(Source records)
* * * *

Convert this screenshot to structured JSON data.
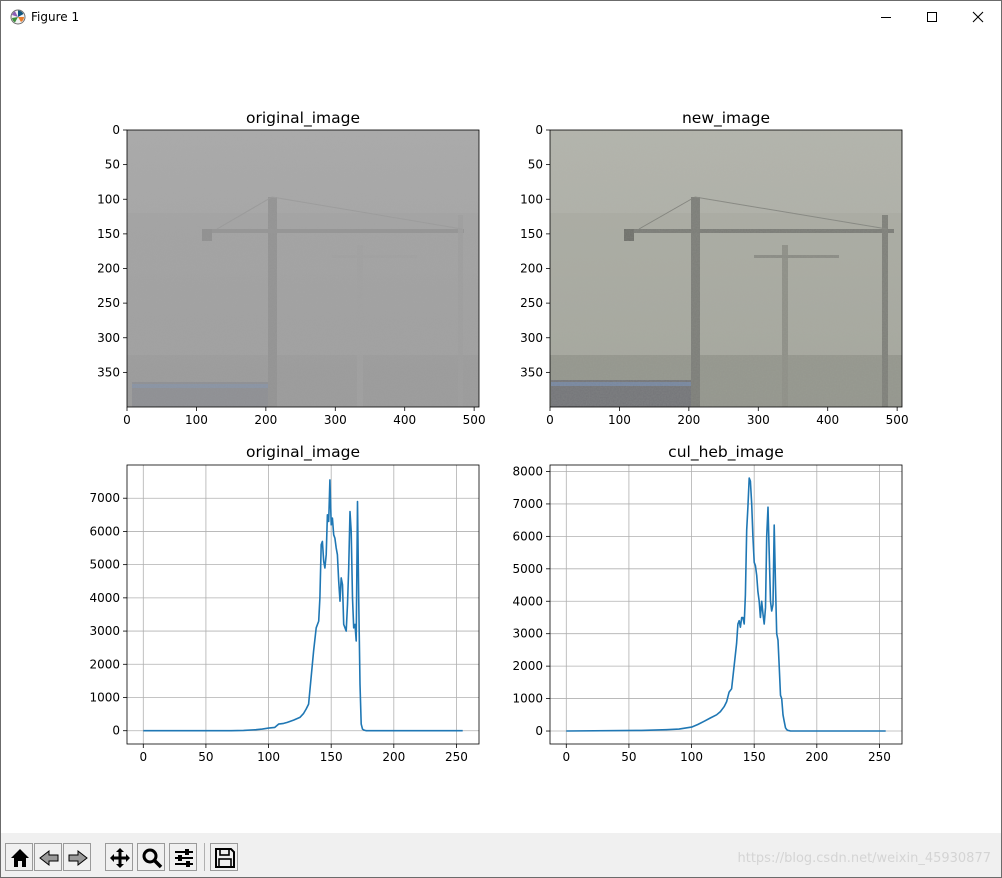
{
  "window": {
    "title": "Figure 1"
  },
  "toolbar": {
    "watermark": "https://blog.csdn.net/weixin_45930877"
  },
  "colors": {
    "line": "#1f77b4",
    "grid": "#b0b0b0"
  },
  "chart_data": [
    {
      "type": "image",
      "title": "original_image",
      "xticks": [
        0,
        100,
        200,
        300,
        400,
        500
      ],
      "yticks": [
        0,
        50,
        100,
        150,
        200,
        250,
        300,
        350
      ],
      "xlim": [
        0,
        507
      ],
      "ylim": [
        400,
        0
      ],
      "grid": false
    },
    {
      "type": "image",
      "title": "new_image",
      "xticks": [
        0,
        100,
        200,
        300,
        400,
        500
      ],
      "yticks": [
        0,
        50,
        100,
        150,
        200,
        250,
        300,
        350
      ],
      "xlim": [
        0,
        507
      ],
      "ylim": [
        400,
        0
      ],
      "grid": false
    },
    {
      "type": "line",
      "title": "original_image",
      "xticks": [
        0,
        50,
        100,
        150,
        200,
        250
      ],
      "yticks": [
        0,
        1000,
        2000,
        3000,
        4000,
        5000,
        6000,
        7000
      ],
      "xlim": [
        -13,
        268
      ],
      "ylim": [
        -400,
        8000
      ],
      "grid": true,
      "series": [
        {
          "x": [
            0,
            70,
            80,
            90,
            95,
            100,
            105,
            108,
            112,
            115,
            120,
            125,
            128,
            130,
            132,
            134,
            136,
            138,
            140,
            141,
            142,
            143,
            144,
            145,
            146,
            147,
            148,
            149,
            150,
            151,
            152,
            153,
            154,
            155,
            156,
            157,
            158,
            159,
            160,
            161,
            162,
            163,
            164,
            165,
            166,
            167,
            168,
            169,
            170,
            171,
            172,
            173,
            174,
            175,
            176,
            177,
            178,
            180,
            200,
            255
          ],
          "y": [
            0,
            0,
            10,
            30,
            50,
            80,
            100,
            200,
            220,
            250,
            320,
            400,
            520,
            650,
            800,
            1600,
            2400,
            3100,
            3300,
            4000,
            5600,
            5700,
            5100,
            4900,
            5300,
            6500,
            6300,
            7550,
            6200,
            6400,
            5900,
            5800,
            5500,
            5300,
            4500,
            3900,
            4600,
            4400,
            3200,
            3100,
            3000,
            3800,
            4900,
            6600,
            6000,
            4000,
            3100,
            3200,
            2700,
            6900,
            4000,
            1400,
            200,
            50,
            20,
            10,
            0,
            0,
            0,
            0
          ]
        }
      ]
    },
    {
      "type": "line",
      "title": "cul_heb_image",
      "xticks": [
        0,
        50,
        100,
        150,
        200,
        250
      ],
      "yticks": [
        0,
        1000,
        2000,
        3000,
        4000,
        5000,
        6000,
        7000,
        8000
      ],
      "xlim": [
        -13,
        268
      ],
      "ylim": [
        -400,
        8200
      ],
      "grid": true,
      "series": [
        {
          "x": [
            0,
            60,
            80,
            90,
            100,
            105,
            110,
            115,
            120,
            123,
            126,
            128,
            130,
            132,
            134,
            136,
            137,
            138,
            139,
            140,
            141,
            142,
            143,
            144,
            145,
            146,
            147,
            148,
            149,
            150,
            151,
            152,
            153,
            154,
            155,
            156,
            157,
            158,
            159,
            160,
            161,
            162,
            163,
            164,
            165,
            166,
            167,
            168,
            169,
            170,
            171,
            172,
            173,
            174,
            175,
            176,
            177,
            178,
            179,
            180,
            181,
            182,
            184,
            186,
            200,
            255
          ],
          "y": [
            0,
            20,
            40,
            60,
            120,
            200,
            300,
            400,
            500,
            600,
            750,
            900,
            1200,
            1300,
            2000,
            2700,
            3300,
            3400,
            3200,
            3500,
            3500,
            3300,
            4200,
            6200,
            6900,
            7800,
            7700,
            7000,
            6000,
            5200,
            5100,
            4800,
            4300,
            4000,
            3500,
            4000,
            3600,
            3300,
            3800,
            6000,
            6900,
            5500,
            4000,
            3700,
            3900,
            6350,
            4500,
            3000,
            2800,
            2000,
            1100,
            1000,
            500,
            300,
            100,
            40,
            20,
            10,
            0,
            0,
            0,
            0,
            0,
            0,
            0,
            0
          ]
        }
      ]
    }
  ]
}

* * * *

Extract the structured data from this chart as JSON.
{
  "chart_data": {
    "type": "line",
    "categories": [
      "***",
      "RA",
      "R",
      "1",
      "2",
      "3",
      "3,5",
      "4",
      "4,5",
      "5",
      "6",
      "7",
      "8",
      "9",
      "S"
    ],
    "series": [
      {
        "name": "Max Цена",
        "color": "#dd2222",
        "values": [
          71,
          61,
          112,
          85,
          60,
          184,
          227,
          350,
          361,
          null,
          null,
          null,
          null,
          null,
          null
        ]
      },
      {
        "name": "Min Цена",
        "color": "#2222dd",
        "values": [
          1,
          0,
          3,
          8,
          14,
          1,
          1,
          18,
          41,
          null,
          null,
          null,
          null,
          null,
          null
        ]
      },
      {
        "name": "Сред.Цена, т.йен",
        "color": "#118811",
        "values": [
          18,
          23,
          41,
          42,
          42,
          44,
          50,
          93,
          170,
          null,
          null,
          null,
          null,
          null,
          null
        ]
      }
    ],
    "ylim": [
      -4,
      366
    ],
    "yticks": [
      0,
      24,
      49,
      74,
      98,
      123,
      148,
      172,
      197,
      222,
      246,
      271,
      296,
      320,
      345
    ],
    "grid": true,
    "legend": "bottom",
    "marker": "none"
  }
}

* * * *

» WHAT NEEDS TO BE DONE
Which lines contain the word "Цена"? Copy each one.

» COMPLETED EXERCISE
        "name": "Max Цена",
        "name": "Min Цена",
        "name": "Сред.Цена, т.йен",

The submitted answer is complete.